## Task details
Find every line with the word "color" and give their count, nothing else.

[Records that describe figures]
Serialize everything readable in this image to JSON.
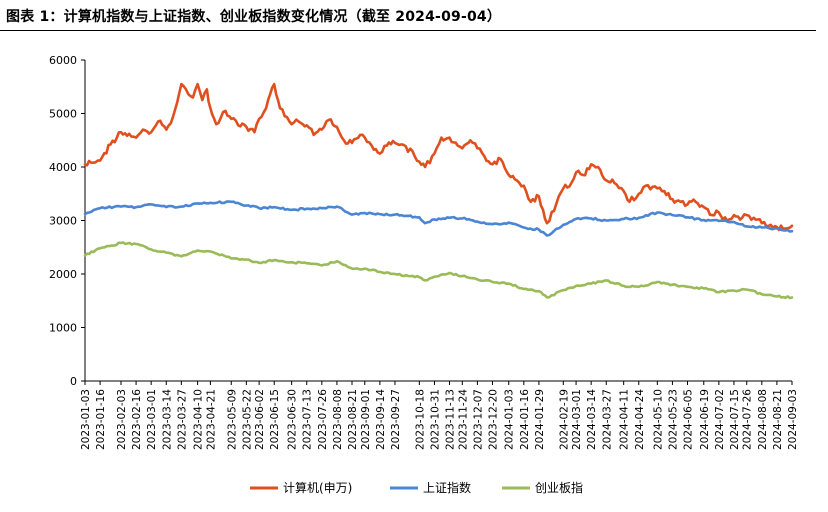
{
  "title": "图表 1：计算机指数与上证指数、创业板指数变化情况（截至 2024-09-04）",
  "chart_data": {
    "type": "line",
    "ylim": [
      0,
      6000
    ],
    "yticks": [
      0,
      1000,
      2000,
      3000,
      4000,
      5000,
      6000
    ],
    "xlim": [
      "2023-01-03",
      "2024-09-03"
    ],
    "xticks": [
      "2023-01-03",
      "2023-01-16",
      "2023-02-03",
      "2023-02-16",
      "2023-03-01",
      "2023-03-14",
      "2023-03-27",
      "2023-04-10",
      "2023-04-21",
      "2023-05-09",
      "2023-05-22",
      "2023-06-02",
      "2023-06-15",
      "2023-06-30",
      "2023-07-13",
      "2023-07-26",
      "2023-08-08",
      "2023-08-21",
      "2023-09-01",
      "2023-09-14",
      "2023-09-27",
      "2023-10-18",
      "2023-10-31",
      "2023-11-13",
      "2023-11-24",
      "2023-12-07",
      "2023-12-20",
      "2024-01-03",
      "2024-01-16",
      "2024-01-29",
      "2024-02-19",
      "2024-03-01",
      "2024-03-14",
      "2024-03-27",
      "2024-04-11",
      "2024-04-24",
      "2024-05-10",
      "2024-05-23",
      "2024-06-05",
      "2024-06-19",
      "2024-07-02",
      "2024-07-15",
      "2024-07-26",
      "2024-08-08",
      "2024-08-21",
      "2024-09-03"
    ],
    "grid": false,
    "legend_position": "bottom",
    "series": [
      {
        "name": "计算机(申万)",
        "color": "#E0501E",
        "points": [
          [
            "2023-01-03",
            4050
          ],
          [
            "2023-01-10",
            4080
          ],
          [
            "2023-01-16",
            4120
          ],
          [
            "2023-01-25",
            4420
          ],
          [
            "2023-02-03",
            4650
          ],
          [
            "2023-02-10",
            4620
          ],
          [
            "2023-02-16",
            4550
          ],
          [
            "2023-02-22",
            4700
          ],
          [
            "2023-03-01",
            4650
          ],
          [
            "2023-03-07",
            4850
          ],
          [
            "2023-03-14",
            4700
          ],
          [
            "2023-03-20",
            4950
          ],
          [
            "2023-03-27",
            5550
          ],
          [
            "2023-03-31",
            5450
          ],
          [
            "2023-04-06",
            5300
          ],
          [
            "2023-04-10",
            5550
          ],
          [
            "2023-04-14",
            5250
          ],
          [
            "2023-04-18",
            5450
          ],
          [
            "2023-04-21",
            5100
          ],
          [
            "2023-04-26",
            4800
          ],
          [
            "2023-05-04",
            5050
          ],
          [
            "2023-05-09",
            4900
          ],
          [
            "2023-05-15",
            4780
          ],
          [
            "2023-05-22",
            4750
          ],
          [
            "2023-05-29",
            4650
          ],
          [
            "2023-06-02",
            4900
          ],
          [
            "2023-06-08",
            5100
          ],
          [
            "2023-06-15",
            5550
          ],
          [
            "2023-06-20",
            5100
          ],
          [
            "2023-06-30",
            4800
          ],
          [
            "2023-07-06",
            4850
          ],
          [
            "2023-07-13",
            4780
          ],
          [
            "2023-07-19",
            4600
          ],
          [
            "2023-07-26",
            4700
          ],
          [
            "2023-08-01",
            4880
          ],
          [
            "2023-08-08",
            4750
          ],
          [
            "2023-08-14",
            4500
          ],
          [
            "2023-08-21",
            4450
          ],
          [
            "2023-08-28",
            4600
          ],
          [
            "2023-09-01",
            4550
          ],
          [
            "2023-09-07",
            4400
          ],
          [
            "2023-09-14",
            4250
          ],
          [
            "2023-09-20",
            4400
          ],
          [
            "2023-09-27",
            4450
          ],
          [
            "2023-10-12",
            4300
          ],
          [
            "2023-10-18",
            4100
          ],
          [
            "2023-10-23",
            4000
          ],
          [
            "2023-10-31",
            4250
          ],
          [
            "2023-11-06",
            4550
          ],
          [
            "2023-11-13",
            4550
          ],
          [
            "2023-11-20",
            4400
          ],
          [
            "2023-11-24",
            4350
          ],
          [
            "2023-12-01",
            4500
          ],
          [
            "2023-12-07",
            4350
          ],
          [
            "2023-12-13",
            4200
          ],
          [
            "2023-12-20",
            4050
          ],
          [
            "2023-12-27",
            4150
          ],
          [
            "2024-01-03",
            3850
          ],
          [
            "2024-01-10",
            3750
          ],
          [
            "2024-01-16",
            3650
          ],
          [
            "2024-01-22",
            3350
          ],
          [
            "2024-01-29",
            3450
          ],
          [
            "2024-02-05",
            2950
          ],
          [
            "2024-02-19",
            3600
          ],
          [
            "2024-02-26",
            3700
          ],
          [
            "2024-03-01",
            3900
          ],
          [
            "2024-03-07",
            3850
          ],
          [
            "2024-03-14",
            4050
          ],
          [
            "2024-03-20",
            4000
          ],
          [
            "2024-03-27",
            3750
          ],
          [
            "2024-04-03",
            3700
          ],
          [
            "2024-04-11",
            3550
          ],
          [
            "2024-04-16",
            3350
          ],
          [
            "2024-04-24",
            3500
          ],
          [
            "2024-04-30",
            3650
          ],
          [
            "2024-05-10",
            3600
          ],
          [
            "2024-05-16",
            3550
          ],
          [
            "2024-05-23",
            3400
          ],
          [
            "2024-05-30",
            3350
          ],
          [
            "2024-06-05",
            3300
          ],
          [
            "2024-06-12",
            3350
          ],
          [
            "2024-06-19",
            3250
          ],
          [
            "2024-06-26",
            3100
          ],
          [
            "2024-07-02",
            3150
          ],
          [
            "2024-07-09",
            3000
          ],
          [
            "2024-07-15",
            3100
          ],
          [
            "2024-07-22",
            3050
          ],
          [
            "2024-07-26",
            3100
          ],
          [
            "2024-08-01",
            3050
          ],
          [
            "2024-08-08",
            2950
          ],
          [
            "2024-08-14",
            2900
          ],
          [
            "2024-08-21",
            2880
          ],
          [
            "2024-08-28",
            2850
          ],
          [
            "2024-09-03",
            2900
          ]
        ]
      },
      {
        "name": "上证指数",
        "color": "#4A86D4",
        "points": [
          [
            "2023-01-03",
            3120
          ],
          [
            "2023-01-16",
            3230
          ],
          [
            "2023-02-03",
            3260
          ],
          [
            "2023-02-16",
            3250
          ],
          [
            "2023-03-01",
            3300
          ],
          [
            "2023-03-14",
            3250
          ],
          [
            "2023-03-27",
            3260
          ],
          [
            "2023-04-10",
            3320
          ],
          [
            "2023-04-21",
            3330
          ],
          [
            "2023-05-09",
            3350
          ],
          [
            "2023-05-22",
            3280
          ],
          [
            "2023-06-02",
            3230
          ],
          [
            "2023-06-15",
            3250
          ],
          [
            "2023-06-30",
            3200
          ],
          [
            "2023-07-13",
            3220
          ],
          [
            "2023-07-26",
            3230
          ],
          [
            "2023-08-08",
            3260
          ],
          [
            "2023-08-21",
            3110
          ],
          [
            "2023-09-01",
            3140
          ],
          [
            "2023-09-14",
            3120
          ],
          [
            "2023-09-27",
            3110
          ],
          [
            "2023-10-18",
            3060
          ],
          [
            "2023-10-23",
            2950
          ],
          [
            "2023-10-31",
            3020
          ],
          [
            "2023-11-13",
            3050
          ],
          [
            "2023-11-24",
            3040
          ],
          [
            "2023-12-07",
            2980
          ],
          [
            "2023-12-20",
            2930
          ],
          [
            "2024-01-03",
            2960
          ],
          [
            "2024-01-16",
            2870
          ],
          [
            "2024-01-29",
            2830
          ],
          [
            "2024-02-05",
            2720
          ],
          [
            "2024-02-19",
            2920
          ],
          [
            "2024-03-01",
            3030
          ],
          [
            "2024-03-14",
            3040
          ],
          [
            "2024-03-27",
            3000
          ],
          [
            "2024-04-11",
            3030
          ],
          [
            "2024-04-24",
            3050
          ],
          [
            "2024-05-10",
            3150
          ],
          [
            "2024-05-23",
            3100
          ],
          [
            "2024-06-05",
            3060
          ],
          [
            "2024-06-19",
            3010
          ],
          [
            "2024-07-02",
            2990
          ],
          [
            "2024-07-15",
            2970
          ],
          [
            "2024-07-26",
            2890
          ],
          [
            "2024-08-08",
            2870
          ],
          [
            "2024-08-21",
            2850
          ],
          [
            "2024-09-03",
            2800
          ]
        ]
      },
      {
        "name": "创业板指",
        "color": "#9BBB59",
        "points": [
          [
            "2023-01-03",
            2350
          ],
          [
            "2023-01-16",
            2480
          ],
          [
            "2023-02-03",
            2580
          ],
          [
            "2023-02-16",
            2560
          ],
          [
            "2023-03-01",
            2460
          ],
          [
            "2023-03-14",
            2400
          ],
          [
            "2023-03-27",
            2330
          ],
          [
            "2023-04-10",
            2440
          ],
          [
            "2023-04-21",
            2420
          ],
          [
            "2023-05-09",
            2290
          ],
          [
            "2023-05-22",
            2270
          ],
          [
            "2023-06-02",
            2210
          ],
          [
            "2023-06-15",
            2260
          ],
          [
            "2023-06-30",
            2220
          ],
          [
            "2023-07-13",
            2200
          ],
          [
            "2023-07-26",
            2160
          ],
          [
            "2023-08-08",
            2240
          ],
          [
            "2023-08-21",
            2100
          ],
          [
            "2023-09-01",
            2100
          ],
          [
            "2023-09-14",
            2040
          ],
          [
            "2023-09-27",
            2000
          ],
          [
            "2023-10-18",
            1940
          ],
          [
            "2023-10-23",
            1880
          ],
          [
            "2023-10-31",
            1950
          ],
          [
            "2023-11-13",
            2020
          ],
          [
            "2023-11-24",
            1960
          ],
          [
            "2023-12-07",
            1900
          ],
          [
            "2023-12-20",
            1850
          ],
          [
            "2024-01-03",
            1820
          ],
          [
            "2024-01-16",
            1720
          ],
          [
            "2024-01-29",
            1680
          ],
          [
            "2024-02-05",
            1560
          ],
          [
            "2024-02-19",
            1700
          ],
          [
            "2024-03-01",
            1780
          ],
          [
            "2024-03-14",
            1820
          ],
          [
            "2024-03-27",
            1880
          ],
          [
            "2024-04-11",
            1780
          ],
          [
            "2024-04-24",
            1760
          ],
          [
            "2024-05-10",
            1850
          ],
          [
            "2024-05-23",
            1800
          ],
          [
            "2024-06-05",
            1760
          ],
          [
            "2024-06-19",
            1730
          ],
          [
            "2024-07-02",
            1660
          ],
          [
            "2024-07-15",
            1690
          ],
          [
            "2024-07-26",
            1710
          ],
          [
            "2024-08-08",
            1620
          ],
          [
            "2024-08-21",
            1580
          ],
          [
            "2024-09-03",
            1560
          ]
        ]
      }
    ]
  }
}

## Exercise response
3